→ Data items
————————
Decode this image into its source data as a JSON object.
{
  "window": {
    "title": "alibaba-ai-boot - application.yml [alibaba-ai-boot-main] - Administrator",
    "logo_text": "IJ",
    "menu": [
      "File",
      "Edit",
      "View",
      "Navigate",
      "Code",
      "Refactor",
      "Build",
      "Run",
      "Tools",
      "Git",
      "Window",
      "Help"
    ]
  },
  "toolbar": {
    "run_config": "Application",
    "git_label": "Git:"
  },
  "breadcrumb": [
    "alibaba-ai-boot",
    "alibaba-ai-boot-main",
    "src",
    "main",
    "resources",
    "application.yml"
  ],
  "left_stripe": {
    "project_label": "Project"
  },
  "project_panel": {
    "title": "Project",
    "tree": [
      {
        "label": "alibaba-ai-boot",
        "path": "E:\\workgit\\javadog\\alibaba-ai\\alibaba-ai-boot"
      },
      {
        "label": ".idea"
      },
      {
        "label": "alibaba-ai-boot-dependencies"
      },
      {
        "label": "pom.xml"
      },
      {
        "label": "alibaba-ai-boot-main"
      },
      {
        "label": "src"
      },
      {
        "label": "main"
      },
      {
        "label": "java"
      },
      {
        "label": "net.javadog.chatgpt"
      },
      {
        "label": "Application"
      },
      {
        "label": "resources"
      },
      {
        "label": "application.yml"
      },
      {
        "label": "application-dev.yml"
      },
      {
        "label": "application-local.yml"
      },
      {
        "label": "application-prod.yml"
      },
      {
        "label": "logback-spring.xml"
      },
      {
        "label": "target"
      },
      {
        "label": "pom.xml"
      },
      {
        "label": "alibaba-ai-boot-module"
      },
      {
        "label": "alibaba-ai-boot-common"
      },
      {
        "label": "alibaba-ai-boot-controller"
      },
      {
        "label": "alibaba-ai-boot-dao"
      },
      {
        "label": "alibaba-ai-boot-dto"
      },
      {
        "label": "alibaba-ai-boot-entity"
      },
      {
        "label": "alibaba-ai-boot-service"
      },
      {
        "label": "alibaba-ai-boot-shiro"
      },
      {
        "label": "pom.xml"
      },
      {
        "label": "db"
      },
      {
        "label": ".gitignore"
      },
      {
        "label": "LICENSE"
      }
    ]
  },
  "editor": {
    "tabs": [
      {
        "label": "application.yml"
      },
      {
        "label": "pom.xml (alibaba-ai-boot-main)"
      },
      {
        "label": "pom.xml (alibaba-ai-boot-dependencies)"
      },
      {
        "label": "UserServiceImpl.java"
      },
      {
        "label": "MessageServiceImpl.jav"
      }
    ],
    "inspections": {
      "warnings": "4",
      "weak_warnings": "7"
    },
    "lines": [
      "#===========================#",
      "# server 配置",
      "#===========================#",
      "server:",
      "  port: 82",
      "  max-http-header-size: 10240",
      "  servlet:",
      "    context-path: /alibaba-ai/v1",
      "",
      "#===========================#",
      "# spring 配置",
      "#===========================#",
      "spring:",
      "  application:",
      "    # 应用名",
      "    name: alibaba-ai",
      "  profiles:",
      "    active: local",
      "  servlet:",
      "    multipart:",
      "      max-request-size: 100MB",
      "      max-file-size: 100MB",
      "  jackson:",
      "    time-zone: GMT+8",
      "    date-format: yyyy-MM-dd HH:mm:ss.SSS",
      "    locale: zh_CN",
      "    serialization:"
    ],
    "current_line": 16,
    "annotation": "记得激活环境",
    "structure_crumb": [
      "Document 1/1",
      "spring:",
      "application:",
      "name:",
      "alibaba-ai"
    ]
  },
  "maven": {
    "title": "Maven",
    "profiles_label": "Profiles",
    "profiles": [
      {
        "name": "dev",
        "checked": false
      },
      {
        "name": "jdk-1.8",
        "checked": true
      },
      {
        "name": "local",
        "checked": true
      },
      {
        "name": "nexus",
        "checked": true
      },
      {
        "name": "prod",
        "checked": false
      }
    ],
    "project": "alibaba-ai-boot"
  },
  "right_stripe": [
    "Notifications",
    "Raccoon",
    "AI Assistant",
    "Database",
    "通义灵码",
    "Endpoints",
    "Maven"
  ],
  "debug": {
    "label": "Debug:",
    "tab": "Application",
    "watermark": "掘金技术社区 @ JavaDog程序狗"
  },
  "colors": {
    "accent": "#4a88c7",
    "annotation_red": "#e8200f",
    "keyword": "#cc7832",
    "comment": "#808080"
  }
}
————————
→ Description of the task
Make an exact copy of the records.

→ Task output
Decode this image into its source data as a JSON object.
{
  "window": {
    "title": "alibaba-ai-boot - application.yml [alibaba-ai-boot-main] - Administrator",
    "logo_text": "IJ",
    "menu": [
      "File",
      "Edit",
      "View",
      "Navigate",
      "Code",
      "Refactor",
      "Build",
      "Run",
      "Tools",
      "Git",
      "Window",
      "Help"
    ]
  },
  "toolbar": {
    "run_config": "Application",
    "git_label": "Git:"
  },
  "breadcrumb": [
    "alibaba-ai-boot",
    "alibaba-ai-boot-main",
    "src",
    "main",
    "resources",
    "application.yml"
  ],
  "left_stripe": {
    "project_label": "Project"
  },
  "project_panel": {
    "title": "Project",
    "tree": [
      {
        "label": "alibaba-ai-boot",
        "path": "E:\\workgit\\javadog\\alibaba-ai\\alibaba-ai-boot"
      },
      {
        "label": ".idea"
      },
      {
        "label": "alibaba-ai-boot-dependencies"
      },
      {
        "label": "pom.xml"
      },
      {
        "label": "alibaba-ai-boot-main"
      },
      {
        "label": "src"
      },
      {
        "label": "main"
      },
      {
        "label": "java"
      },
      {
        "label": "net.javadog.chatgpt"
      },
      {
        "label": "Application"
      },
      {
        "label": "resources"
      },
      {
        "label": "application.yml"
      },
      {
        "label": "application-dev.yml"
      },
      {
        "label": "application-local.yml"
      },
      {
        "label": "application-prod.yml"
      },
      {
        "label": "logback-spring.xml"
      },
      {
        "label": "target"
      },
      {
        "label": "pom.xml"
      },
      {
        "label": "alibaba-ai-boot-module"
      },
      {
        "label": "alibaba-ai-boot-common"
      },
      {
        "label": "alibaba-ai-boot-controller"
      },
      {
        "label": "alibaba-ai-boot-dao"
      },
      {
        "label": "alibaba-ai-boot-dto"
      },
      {
        "label": "alibaba-ai-boot-entity"
      },
      {
        "label": "alibaba-ai-boot-service"
      },
      {
        "label": "alibaba-ai-boot-shiro"
      },
      {
        "label": "pom.xml"
      },
      {
        "label": "db"
      },
      {
        "label": ".gitignore"
      },
      {
        "label": "LICENSE"
      }
    ]
  },
  "editor": {
    "tabs": [
      {
        "label": "application.yml"
      },
      {
        "label": "pom.xml (alibaba-ai-boot-main)"
      },
      {
        "label": "pom.xml (alibaba-ai-boot-dependencies)"
      },
      {
        "label": "UserServiceImpl.java"
      },
      {
        "label": "MessageServiceImpl.jav"
      }
    ],
    "inspections": {
      "warnings": "4",
      "weak_warnings": "7"
    },
    "lines": [
      "#===========================#",
      "# server 配置",
      "#===========================#",
      "server:",
      "  port: 82",
      "  max-http-header-size: 10240",
      "  servlet:",
      "    context-path: /alibaba-ai/v1",
      "",
      "#===========================#",
      "# spring 配置",
      "#===========================#",
      "spring:",
      "  application:",
      "    # 应用名",
      "    name: alibaba-ai",
      "  profiles:",
      "    active: local",
      "  servlet:",
      "    multipart:",
      "      max-request-size: 100MB",
      "      max-file-size: 100MB",
      "  jackson:",
      "    time-zone: GMT+8",
      "    date-format: yyyy-MM-dd HH:mm:ss.SSS",
      "    locale: zh_CN",
      "    serialization:"
    ],
    "current_line": 16,
    "annotation": "记得激活环境",
    "structure_crumb": [
      "Document 1/1",
      "spring:",
      "application:",
      "name:",
      "alibaba-ai"
    ]
  },
  "maven": {
    "title": "Maven",
    "profiles_label": "Profiles",
    "profiles": [
      {
        "name": "dev",
        "checked": false
      },
      {
        "name": "jdk-1.8",
        "checked": true
      },
      {
        "name": "local",
        "checked": true
      },
      {
        "name": "nexus",
        "checked": true
      },
      {
        "name": "prod",
        "checked": false
      }
    ],
    "project": "alibaba-ai-boot"
  },
  "right_stripe": [
    "Notifications",
    "Raccoon",
    "AI Assistant",
    "Database",
    "通义灵码",
    "Endpoints",
    "Maven"
  ],
  "debug": {
    "label": "Debug:",
    "tab": "Application",
    "watermark": "掘金技术社区 @ JavaDog程序狗"
  },
  "colors": {
    "accent": "#4a88c7",
    "annotation_red": "#e8200f",
    "keyword": "#cc7832",
    "comment": "#808080"
  }
}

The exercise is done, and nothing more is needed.